YOUR GOAL – Return all lines where the word "Fact" can be found.
○ ○ ○
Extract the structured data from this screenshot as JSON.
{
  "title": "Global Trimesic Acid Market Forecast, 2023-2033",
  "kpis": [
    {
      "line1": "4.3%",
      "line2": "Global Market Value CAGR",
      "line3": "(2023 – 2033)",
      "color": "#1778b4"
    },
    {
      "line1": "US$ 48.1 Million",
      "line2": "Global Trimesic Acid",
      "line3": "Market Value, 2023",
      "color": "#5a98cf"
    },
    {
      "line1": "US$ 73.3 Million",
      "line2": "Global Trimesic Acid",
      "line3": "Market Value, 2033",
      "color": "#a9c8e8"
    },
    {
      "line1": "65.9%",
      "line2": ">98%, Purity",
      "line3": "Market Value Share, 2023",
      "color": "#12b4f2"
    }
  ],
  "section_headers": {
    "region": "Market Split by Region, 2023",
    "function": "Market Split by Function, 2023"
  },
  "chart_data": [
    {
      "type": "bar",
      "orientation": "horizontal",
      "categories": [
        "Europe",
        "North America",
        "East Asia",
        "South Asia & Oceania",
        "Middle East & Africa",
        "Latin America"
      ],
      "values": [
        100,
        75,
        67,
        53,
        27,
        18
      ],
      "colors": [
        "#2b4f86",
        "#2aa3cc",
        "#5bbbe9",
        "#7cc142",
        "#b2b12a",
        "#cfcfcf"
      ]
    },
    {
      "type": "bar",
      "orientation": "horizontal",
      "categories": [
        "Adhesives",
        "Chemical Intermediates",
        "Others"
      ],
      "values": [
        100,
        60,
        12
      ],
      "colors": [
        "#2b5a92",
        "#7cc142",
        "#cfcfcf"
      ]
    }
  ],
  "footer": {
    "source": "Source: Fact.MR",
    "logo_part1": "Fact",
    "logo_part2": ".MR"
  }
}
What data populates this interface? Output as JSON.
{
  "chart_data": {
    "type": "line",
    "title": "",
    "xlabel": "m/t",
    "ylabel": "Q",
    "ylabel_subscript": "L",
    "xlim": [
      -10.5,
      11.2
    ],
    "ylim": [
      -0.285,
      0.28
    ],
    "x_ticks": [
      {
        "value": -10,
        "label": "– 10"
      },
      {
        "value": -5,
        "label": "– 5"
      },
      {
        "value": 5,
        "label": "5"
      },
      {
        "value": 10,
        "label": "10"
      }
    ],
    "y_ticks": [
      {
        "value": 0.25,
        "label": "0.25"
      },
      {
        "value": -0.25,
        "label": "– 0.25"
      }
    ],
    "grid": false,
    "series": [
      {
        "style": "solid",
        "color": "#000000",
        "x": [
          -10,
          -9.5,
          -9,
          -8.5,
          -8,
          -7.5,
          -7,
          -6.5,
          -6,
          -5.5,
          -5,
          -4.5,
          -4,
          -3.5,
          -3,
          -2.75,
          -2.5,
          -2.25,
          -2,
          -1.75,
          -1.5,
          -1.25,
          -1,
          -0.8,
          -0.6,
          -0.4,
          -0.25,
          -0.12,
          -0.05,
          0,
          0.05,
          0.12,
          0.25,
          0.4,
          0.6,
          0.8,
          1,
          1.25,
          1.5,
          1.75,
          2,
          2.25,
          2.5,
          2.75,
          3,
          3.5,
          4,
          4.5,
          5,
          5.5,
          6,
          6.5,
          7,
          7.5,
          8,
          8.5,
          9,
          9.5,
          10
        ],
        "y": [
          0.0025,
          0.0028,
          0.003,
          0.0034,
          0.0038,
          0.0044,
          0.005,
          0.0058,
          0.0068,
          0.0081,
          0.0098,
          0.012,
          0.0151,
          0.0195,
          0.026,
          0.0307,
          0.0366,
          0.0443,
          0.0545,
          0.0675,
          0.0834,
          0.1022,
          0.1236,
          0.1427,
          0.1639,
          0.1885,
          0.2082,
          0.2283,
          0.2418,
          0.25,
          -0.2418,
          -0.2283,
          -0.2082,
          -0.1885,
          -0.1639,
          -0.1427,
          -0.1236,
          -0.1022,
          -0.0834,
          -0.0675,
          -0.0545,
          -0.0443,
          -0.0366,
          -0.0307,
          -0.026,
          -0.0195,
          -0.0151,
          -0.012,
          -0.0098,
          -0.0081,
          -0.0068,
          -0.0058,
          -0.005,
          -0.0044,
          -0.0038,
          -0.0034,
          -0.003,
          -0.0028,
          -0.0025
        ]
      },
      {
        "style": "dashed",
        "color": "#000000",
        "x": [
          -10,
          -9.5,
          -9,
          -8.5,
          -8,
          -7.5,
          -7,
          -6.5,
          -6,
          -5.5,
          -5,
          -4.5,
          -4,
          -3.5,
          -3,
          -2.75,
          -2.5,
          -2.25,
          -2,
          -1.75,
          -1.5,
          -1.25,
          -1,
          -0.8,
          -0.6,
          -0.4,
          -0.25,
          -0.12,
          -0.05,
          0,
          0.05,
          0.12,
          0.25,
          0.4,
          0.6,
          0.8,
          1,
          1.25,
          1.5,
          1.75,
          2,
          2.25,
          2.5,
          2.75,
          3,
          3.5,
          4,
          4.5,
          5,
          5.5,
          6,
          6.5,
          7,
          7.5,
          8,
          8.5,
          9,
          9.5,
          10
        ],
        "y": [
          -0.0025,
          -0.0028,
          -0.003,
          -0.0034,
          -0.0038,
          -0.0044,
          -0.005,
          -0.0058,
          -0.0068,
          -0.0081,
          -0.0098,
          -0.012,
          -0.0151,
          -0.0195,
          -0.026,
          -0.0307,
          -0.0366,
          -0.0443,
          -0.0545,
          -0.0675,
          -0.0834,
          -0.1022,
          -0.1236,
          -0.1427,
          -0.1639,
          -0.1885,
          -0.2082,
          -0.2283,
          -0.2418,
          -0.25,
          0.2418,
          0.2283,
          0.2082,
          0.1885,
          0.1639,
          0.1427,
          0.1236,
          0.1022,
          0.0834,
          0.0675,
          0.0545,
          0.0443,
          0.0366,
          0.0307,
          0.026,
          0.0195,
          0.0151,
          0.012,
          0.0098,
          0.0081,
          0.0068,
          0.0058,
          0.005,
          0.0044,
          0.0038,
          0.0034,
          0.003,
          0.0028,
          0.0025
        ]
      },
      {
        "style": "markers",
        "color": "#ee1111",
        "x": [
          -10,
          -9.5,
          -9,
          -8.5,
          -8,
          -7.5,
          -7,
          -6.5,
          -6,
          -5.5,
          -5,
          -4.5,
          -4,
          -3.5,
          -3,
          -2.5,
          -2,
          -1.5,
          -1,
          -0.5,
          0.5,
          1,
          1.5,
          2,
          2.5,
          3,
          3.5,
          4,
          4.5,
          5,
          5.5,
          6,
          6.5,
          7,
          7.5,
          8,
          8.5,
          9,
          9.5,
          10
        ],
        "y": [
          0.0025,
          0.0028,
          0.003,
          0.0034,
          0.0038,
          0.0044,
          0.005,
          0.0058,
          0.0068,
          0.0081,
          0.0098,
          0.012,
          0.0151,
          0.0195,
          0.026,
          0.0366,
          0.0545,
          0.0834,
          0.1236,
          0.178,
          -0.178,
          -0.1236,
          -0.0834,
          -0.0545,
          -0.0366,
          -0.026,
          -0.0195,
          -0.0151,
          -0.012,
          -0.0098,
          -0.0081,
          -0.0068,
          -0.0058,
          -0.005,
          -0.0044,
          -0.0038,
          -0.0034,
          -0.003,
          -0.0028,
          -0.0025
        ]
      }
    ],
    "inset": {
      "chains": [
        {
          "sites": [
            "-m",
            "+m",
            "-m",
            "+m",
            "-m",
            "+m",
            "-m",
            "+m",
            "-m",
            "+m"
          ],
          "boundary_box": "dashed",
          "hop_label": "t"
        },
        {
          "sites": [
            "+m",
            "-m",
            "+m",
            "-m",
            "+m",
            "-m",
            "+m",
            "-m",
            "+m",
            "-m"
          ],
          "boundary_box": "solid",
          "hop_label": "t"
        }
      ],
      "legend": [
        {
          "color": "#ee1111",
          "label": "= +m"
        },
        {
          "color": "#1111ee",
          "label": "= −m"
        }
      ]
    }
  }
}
○ ○ ○
TASK SOLUTION –
    "source": "Source: Fact.MR",
    "logo_part1": "Fact",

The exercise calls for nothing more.